## BEGIN Dataset excerpts

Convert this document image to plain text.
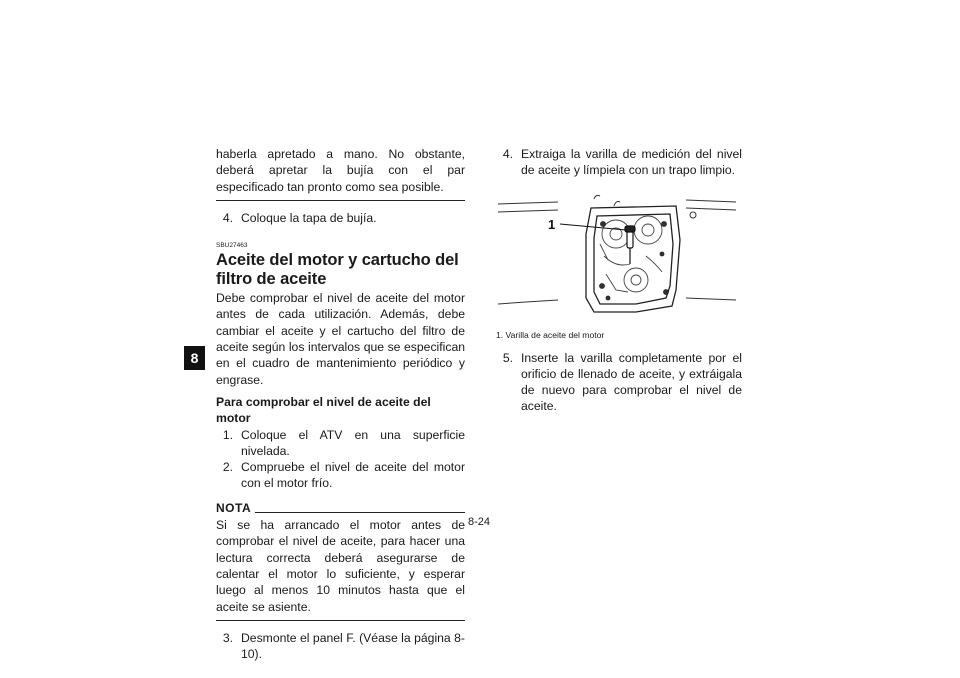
8

haberla apretado a mano. No obstante, deberá apretar la bujía con el par especificado tan pronto como sea posible.

4. Coloque la tapa de bujía.
SBU27463
Aceite del motor y cartucho del filtro de aceite

Debe comprobar el nivel de aceite del motor antes de cada utilización. Además, debe cambiar el aceite y el cartucho del filtro de aceite según los intervalos que se especifican en el cuadro de mantenimiento periódico y engrase.

Para comprobar el nivel de aceite del motor
1. Coloque el ATV en una superficie nivelada.
2. Compruebe el nivel de aceite del motor con el motor frío.
NOTA

Si se ha arrancado el motor antes de comprobar el nivel de aceite, para hacer una lectura correcta deberá asegurarse de calentar el motor lo suficiente, y esperar luego al menos 10 minutos hasta que el aceite se asiente.

3. Desmonte el panel F. (Véase la página 8-10).
4. Extraiga la varilla de medición del nivel de aceite y límpiela con un trapo limpio.
1
1. Varilla de aceite del motor
5. Inserte la varilla completamente por el orificio de llenado de aceite, y extráigala de nuevo para comprobar el nivel de aceite.
8-24
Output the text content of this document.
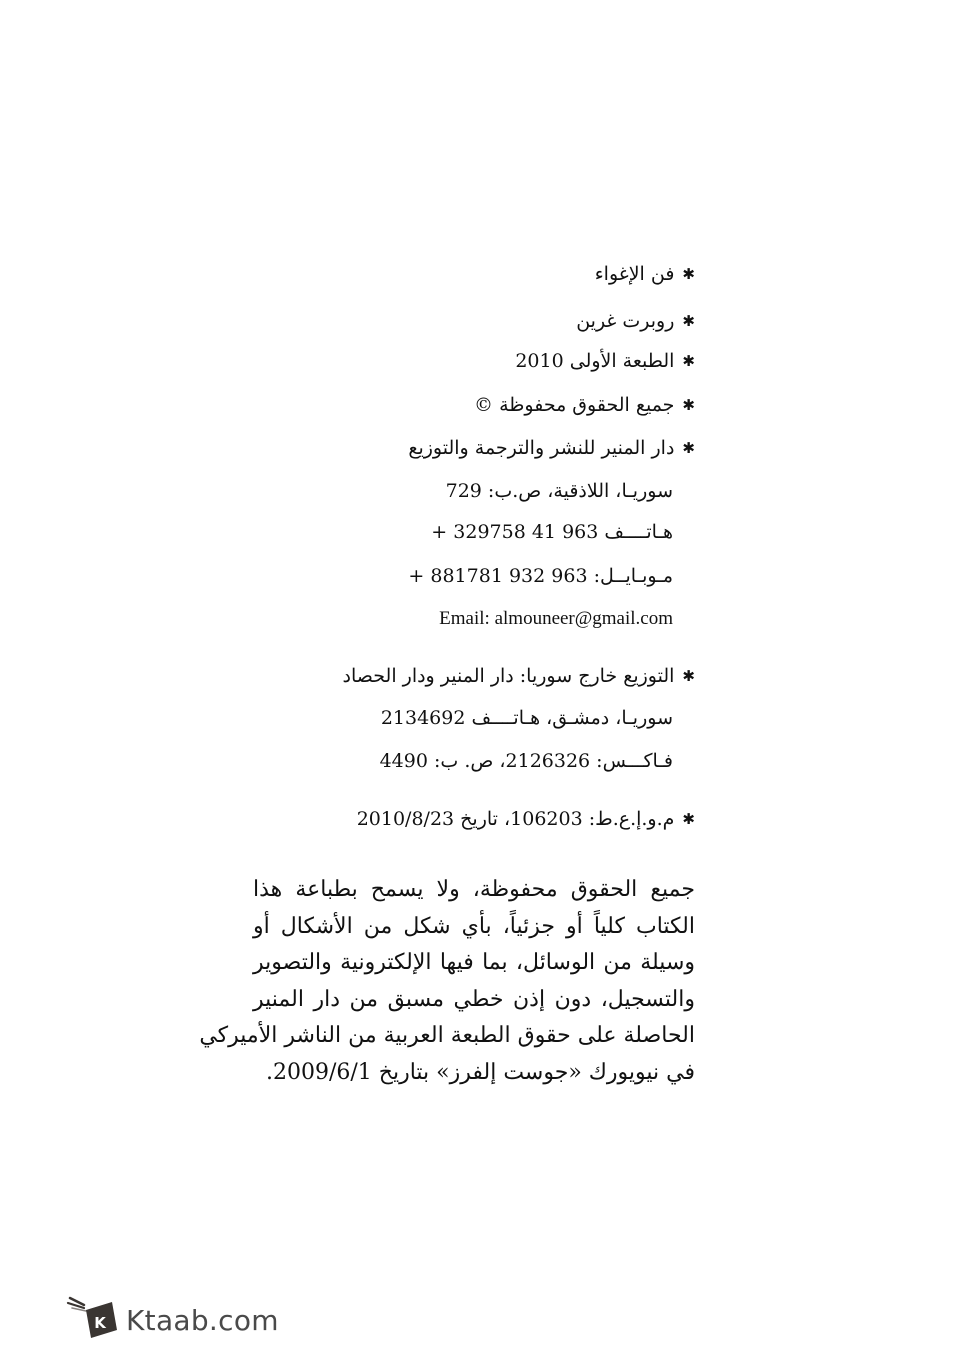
✱فن الإغواء
✱روبرت غرين
✱الطبعة الأولى 2010
✱جميع الحقوق محفوظة ©
✱دار المنير للنشر والترجمة والتوزيع
سوريـا، اللاذقية، ص.ب: 729
هـاتــــف 963 41 329758 +
مـوبـايــل: 963 932 881781 +
Email: almouneer@gmail.com
✱التوزيع خارج سوريا: دار المنير ودار الحصاد
سوريـا، دمشـق، هـاتــــف 2134692
فـاكـــس: 2126326، ص. ب: 4490
✱م.و.إ.ع.ط: 106203، تاريخ 2010/8/23
جميع الحقوق محفوظة، ولا يسمح بطباعة هذا
الكتاب كلياً أو جزئياً، بأي شكل من الأشكال أو
وسيلة من الوسائل، بما فيها الإلكترونية والتصوير
والتسجيل، دون إذن خطي مسبق من دار المنير
الحاصلة على حقوق الطبعة العربية من الناشر الأميركي
في نيويورك «جوست إلفرز» بتاريخ 2009/6/1.
K Ktaab.com
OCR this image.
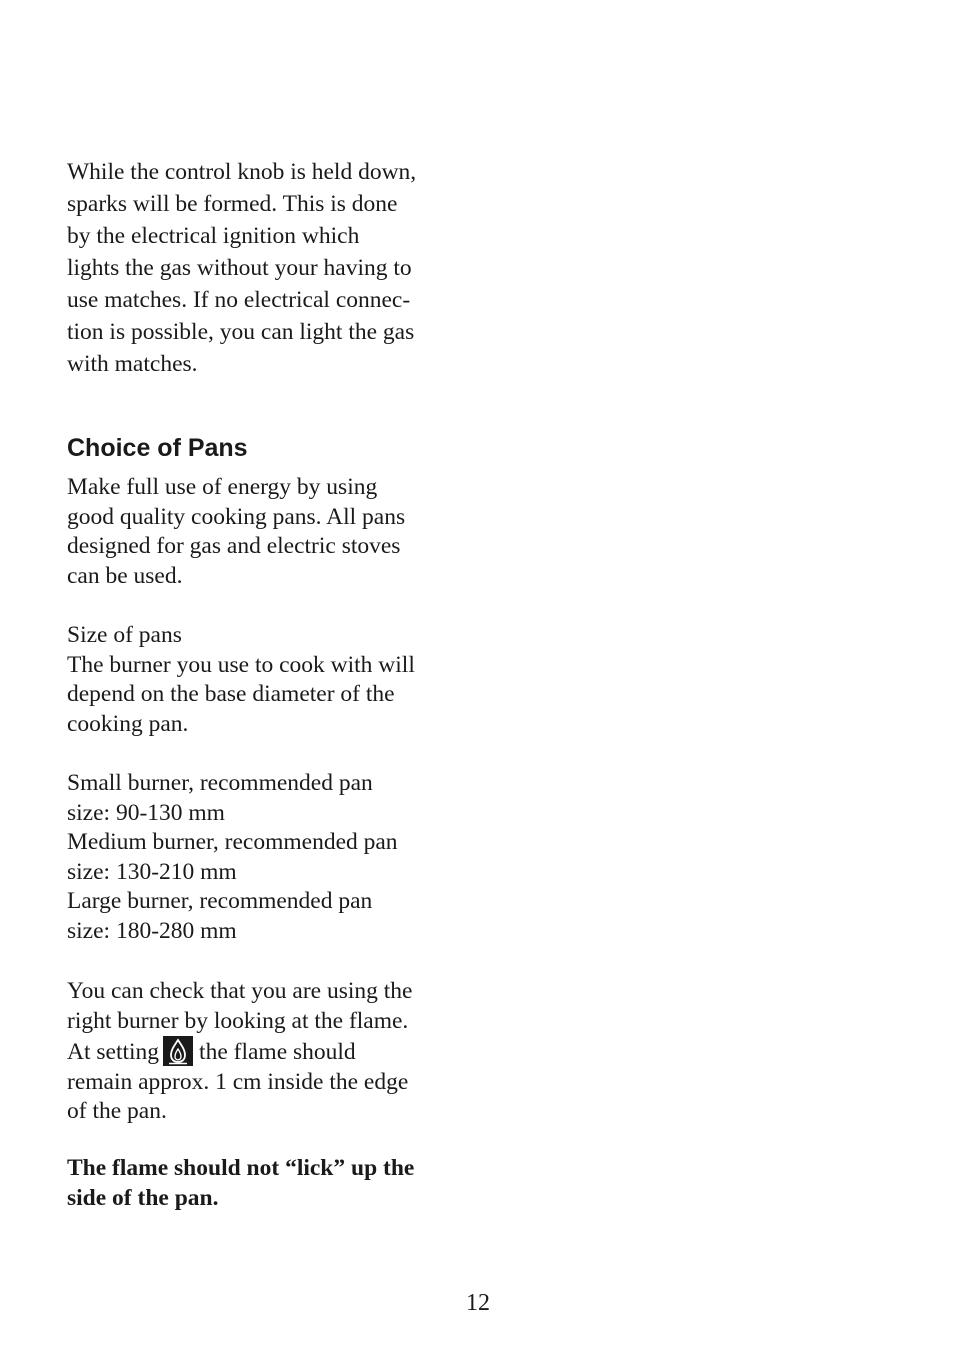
While the control knob is held down,
sparks will be formed. This is done
by the electrical ignition which
lights the gas without your having to
use matches. If no electrical connec-
tion is possible, you can light the gas
with matches.
Choice of Pans
Make full use of energy by using
good quality cooking pans. All pans
designed for gas and electric stoves
can be used.
Size of pans
The burner you use to cook with will
depend on the base diameter of the
cooking pan.
Small burner, recommended pan
size: 90-130 mm
Medium burner, recommended pan
size: 130-210 mm
Large burner, recommended pan
size: 180-280 mm
You can check that you are using the
right burner by looking at the flame.
At setting the flame should
remain approx. 1 cm inside the edge
of the pan.
The flame should not “lick” up the
side of the pan.
12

## END Dataset excerpts

→ Goal: Copy the whole listing above word for word but do not carry over the pictures.

→ Response to the exercise:
Convert this document image to plain text.
8

haberla apretado a mano. No obstante, deberá apretar la bujía con el par especificado tan pronto como sea posible.

4. Coloque la tapa de bujía.
SBU27463
Aceite del motor y cartucho del filtro de aceite

Debe comprobar el nivel de aceite del motor antes de cada utilización. Además, debe cambiar el aceite y el cartucho del filtro de aceite según los intervalos que se especifican en el cuadro de mantenimiento periódico y engrase.

Para comprobar el nivel de aceite del motor
1. Coloque el ATV en una superficie nivelada.
2. Compruebe el nivel de aceite del motor con el motor frío.
NOTA

Si se ha arrancado el motor antes de comprobar el nivel de aceite, para hacer una lectura correcta deberá asegurarse de calentar el motor lo suficiente, y esperar luego al menos 10 minutos hasta que el aceite se asiente.

3. Desmonte el panel F. (Véase la página 8-10).
4. Extraiga la varilla de medición del nivel de aceite y límpiela con un trapo limpio.
1
1. Varilla de aceite del motor
5. Inserte la varilla completamente por el orificio de llenado de aceite, y extráigala de nuevo para comprobar el nivel de aceite.
8-24
Output the text content of this document.
✱فن الإغواء
✱روبرت غرين
✱الطبعة الأولى 2010
✱جميع الحقوق محفوظة ©
✱دار المنير للنشر والترجمة والتوزيع
سوريـا، اللاذقية، ص.ب: 729
هـاتــــف 963 41 329758 +
مـوبـايــل: 963 932 881781 +
Email: almouneer@gmail.com
✱التوزيع خارج سوريا: دار المنير ودار الحصاد
سوريـا، دمشـق، هـاتــــف 2134692
فـاكـــس: 2126326، ص. ب: 4490
✱م.و.إ.ع.ط: 106203، تاريخ 2010/8/23
جميع الحقوق محفوظة، ولا يسمح بطباعة هذا
الكتاب كلياً أو جزئياً، بأي شكل من الأشكال أو
وسيلة من الوسائل، بما فيها الإلكترونية والتصوير
والتسجيل، دون إذن خطي مسبق من دار المنير
الحاصلة على حقوق الطبعة العربية من الناشر الأميركي
في نيويورك «جوست إلفرز» بتاريخ 2009/6/1.
K Ktaab.com
OCR this image.
While the control knob is held down,
sparks will be formed. This is done
by the electrical ignition which
lights the gas without your having to
use matches. If no electrical connec-
tion is possible, you can light the gas
with matches.
Choice of Pans
Make full use of energy by using
good quality cooking pans. All pans
designed for gas and electric stoves
can be used.
Size of pans
The burner you use to cook with will
depend on the base diameter of the
cooking pan.
Small burner, recommended pan
size: 90-130 mm
Medium burner, recommended pan
size: 130-210 mm
Large burner, recommended pan
size: 180-280 mm
You can check that you are using the
right burner by looking at the flame.
At setting the flame should
remain approx. 1 cm inside the edge
of the pan.
The flame should not “lick” up the
side of the pan.
12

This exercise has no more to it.